## Task statement
Restate the full set of records exactly, without adding or dropping a word.

## Data shown
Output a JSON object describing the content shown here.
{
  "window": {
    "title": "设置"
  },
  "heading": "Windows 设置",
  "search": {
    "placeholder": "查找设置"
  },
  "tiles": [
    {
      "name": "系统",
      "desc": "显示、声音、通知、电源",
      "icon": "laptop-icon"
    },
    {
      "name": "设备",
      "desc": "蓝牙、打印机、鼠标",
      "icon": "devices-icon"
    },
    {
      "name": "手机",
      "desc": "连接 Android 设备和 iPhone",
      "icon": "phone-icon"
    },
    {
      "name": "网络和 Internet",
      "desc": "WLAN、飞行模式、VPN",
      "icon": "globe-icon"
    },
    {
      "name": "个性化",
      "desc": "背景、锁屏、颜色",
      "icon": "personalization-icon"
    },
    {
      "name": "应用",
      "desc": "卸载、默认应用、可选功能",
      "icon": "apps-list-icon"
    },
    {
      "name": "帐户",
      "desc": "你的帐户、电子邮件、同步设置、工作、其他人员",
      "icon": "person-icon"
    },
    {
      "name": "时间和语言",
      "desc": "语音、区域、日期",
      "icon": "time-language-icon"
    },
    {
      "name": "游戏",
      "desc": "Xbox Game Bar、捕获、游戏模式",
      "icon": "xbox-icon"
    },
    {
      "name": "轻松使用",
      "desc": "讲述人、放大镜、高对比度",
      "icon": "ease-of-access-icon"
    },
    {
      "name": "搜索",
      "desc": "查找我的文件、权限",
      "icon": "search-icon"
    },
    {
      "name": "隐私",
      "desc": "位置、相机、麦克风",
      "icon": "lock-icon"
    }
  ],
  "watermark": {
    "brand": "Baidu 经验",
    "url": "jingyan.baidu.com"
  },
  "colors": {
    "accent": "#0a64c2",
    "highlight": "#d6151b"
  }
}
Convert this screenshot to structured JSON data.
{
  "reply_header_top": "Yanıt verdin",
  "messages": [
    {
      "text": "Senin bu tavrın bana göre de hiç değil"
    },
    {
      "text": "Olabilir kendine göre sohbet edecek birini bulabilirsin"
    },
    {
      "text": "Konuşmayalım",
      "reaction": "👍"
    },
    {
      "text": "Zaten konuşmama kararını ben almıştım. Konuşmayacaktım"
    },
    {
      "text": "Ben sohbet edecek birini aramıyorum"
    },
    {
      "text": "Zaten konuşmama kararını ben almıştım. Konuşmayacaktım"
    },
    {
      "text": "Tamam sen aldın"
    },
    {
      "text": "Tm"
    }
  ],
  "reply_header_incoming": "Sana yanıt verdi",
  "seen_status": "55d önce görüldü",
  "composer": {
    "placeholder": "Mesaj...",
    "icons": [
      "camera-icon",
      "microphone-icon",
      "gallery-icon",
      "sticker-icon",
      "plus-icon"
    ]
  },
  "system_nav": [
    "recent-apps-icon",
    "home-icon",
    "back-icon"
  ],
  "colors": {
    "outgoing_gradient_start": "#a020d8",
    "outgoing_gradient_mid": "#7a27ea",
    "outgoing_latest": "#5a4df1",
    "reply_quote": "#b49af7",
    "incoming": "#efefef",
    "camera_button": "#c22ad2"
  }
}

## In response
Output a JSON object describing the content shown here.
{
  "window": {
    "title": "设置"
  },
  "heading": "Windows 设置",
  "search": {
    "placeholder": "查找设置"
  },
  "tiles": [
    {
      "name": "系统",
      "desc": "显示、声音、通知、电源",
      "icon": "laptop-icon"
    },
    {
      "name": "设备",
      "desc": "蓝牙、打印机、鼠标",
      "icon": "devices-icon"
    },
    {
      "name": "手机",
      "desc": "连接 Android 设备和 iPhone",
      "icon": "phone-icon"
    },
    {
      "name": "网络和 Internet",
      "desc": "WLAN、飞行模式、VPN",
      "icon": "globe-icon"
    },
    {
      "name": "个性化",
      "desc": "背景、锁屏、颜色",
      "icon": "personalization-icon"
    },
    {
      "name": "应用",
      "desc": "卸载、默认应用、可选功能",
      "icon": "apps-list-icon"
    },
    {
      "name": "帐户",
      "desc": "你的帐户、电子邮件、同步设置、工作、其他人员",
      "icon": "person-icon"
    },
    {
      "name": "时间和语言",
      "desc": "语音、区域、日期",
      "icon": "time-language-icon"
    },
    {
      "name": "游戏",
      "desc": "Xbox Game Bar、捕获、游戏模式",
      "icon": "xbox-icon"
    },
    {
      "name": "轻松使用",
      "desc": "讲述人、放大镜、高对比度",
      "icon": "ease-of-access-icon"
    },
    {
      "name": "搜索",
      "desc": "查找我的文件、权限",
      "icon": "search-icon"
    },
    {
      "name": "隐私",
      "desc": "位置、相机、麦克风",
      "icon": "lock-icon"
    }
  ],
  "watermark": {
    "brand": "Baidu 经验",
    "url": "jingyan.baidu.com"
  },
  "colors": {
    "accent": "#0a64c2",
    "highlight": "#d6151b"
  }
}
Convert this screenshot to structured JSON data.
{
  "reply_header_top": "Yanıt verdin",
  "messages": [
    {
      "text": "Senin bu tavrın bana göre de hiç değil"
    },
    {
      "text": "Olabilir kendine göre sohbet edecek birini bulabilirsin"
    },
    {
      "text": "Konuşmayalım",
      "reaction": "👍"
    },
    {
      "text": "Zaten konuşmama kararını ben almıştım. Konuşmayacaktım"
    },
    {
      "text": "Ben sohbet edecek birini aramıyorum"
    },
    {
      "text": "Zaten konuşmama kararını ben almıştım. Konuşmayacaktım"
    },
    {
      "text": "Tamam sen aldın"
    },
    {
      "text": "Tm"
    }
  ],
  "reply_header_incoming": "Sana yanıt verdi",
  "seen_status": "55d önce görüldü",
  "composer": {
    "placeholder": "Mesaj...",
    "icons": [
      "camera-icon",
      "microphone-icon",
      "gallery-icon",
      "sticker-icon",
      "plus-icon"
    ]
  },
  "system_nav": [
    "recent-apps-icon",
    "home-icon",
    "back-icon"
  ],
  "colors": {
    "outgoing_gradient_start": "#a020d8",
    "outgoing_gradient_mid": "#7a27ea",
    "outgoing_latest": "#5a4df1",
    "reply_quote": "#b49af7",
    "incoming": "#efefef",
    "camera_button": "#c22ad2"
  }
}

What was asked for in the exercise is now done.